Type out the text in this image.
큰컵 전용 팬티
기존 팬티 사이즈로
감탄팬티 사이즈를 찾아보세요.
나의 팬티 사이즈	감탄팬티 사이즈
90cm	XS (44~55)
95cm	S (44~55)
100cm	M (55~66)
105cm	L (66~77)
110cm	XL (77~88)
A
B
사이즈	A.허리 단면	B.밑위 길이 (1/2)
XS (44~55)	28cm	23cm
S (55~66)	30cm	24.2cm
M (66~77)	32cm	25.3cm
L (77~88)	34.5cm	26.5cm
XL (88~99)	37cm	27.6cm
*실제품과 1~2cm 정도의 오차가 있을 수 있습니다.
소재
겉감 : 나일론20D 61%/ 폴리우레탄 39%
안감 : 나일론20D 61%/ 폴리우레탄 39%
────
## Task statement
Each line of the material above must be retyped precisely.

## Reply
Type out the text in this image.
큰컵 전용 팬티
기존 팬티 사이즈로
감탄팬티 사이즈를 찾아보세요.
나의 팬티 사이즈	감탄팬티 사이즈
90cm	XS (44~55)
95cm	S (44~55)
100cm	M (55~66)
105cm	L (66~77)
110cm	XL (77~88)
A
B
사이즈	A.허리 단면	B.밑위 길이 (1/2)
XS (44~55)	28cm	23cm
S (55~66)	30cm	24.2cm
M (66~77)	32cm	25.3cm
L (77~88)	34.5cm	26.5cm
XL (88~99)	37cm	27.6cm
*실제품과 1~2cm 정도의 오차가 있을 수 있습니다.
소재
겉감 : 나일론20D 61%/ 폴리우레탄 39%
안감 : 나일론20D 61%/ 폴리우레탄 39%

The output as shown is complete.